* [Stated task] Return all lines in the material below that contain "timestamp".

* [Collected data]

+ + + + +

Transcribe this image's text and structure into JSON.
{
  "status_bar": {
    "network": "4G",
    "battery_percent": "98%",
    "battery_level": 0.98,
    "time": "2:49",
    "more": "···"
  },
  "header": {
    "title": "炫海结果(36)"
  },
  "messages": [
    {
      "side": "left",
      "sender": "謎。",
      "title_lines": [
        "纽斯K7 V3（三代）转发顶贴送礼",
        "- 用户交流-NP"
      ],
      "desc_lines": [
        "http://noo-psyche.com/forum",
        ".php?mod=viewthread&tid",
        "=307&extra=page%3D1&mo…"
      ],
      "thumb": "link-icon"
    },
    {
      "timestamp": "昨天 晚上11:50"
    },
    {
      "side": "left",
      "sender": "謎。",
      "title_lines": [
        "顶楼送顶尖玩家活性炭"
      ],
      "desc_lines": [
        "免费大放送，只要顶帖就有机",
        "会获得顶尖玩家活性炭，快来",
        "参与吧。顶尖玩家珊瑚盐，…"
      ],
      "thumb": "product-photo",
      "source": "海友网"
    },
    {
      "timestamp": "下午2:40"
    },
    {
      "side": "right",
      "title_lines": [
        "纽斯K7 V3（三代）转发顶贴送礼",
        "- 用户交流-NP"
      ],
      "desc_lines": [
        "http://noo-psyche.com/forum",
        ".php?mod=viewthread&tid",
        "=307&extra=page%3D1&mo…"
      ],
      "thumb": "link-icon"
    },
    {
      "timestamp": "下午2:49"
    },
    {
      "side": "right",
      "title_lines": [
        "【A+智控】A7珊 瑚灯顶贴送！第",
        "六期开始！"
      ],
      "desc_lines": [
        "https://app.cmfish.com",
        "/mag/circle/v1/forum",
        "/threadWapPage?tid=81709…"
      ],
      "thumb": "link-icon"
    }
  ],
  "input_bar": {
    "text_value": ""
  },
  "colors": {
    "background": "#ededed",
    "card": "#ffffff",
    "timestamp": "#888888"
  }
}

+ + + + +

* [Answer to the exercise]
      "timestamp": "昨天 晚上11:50"
      "timestamp": "下午2:40"
      "timestamp": "下午2:49"
    "timestamp": "#888888"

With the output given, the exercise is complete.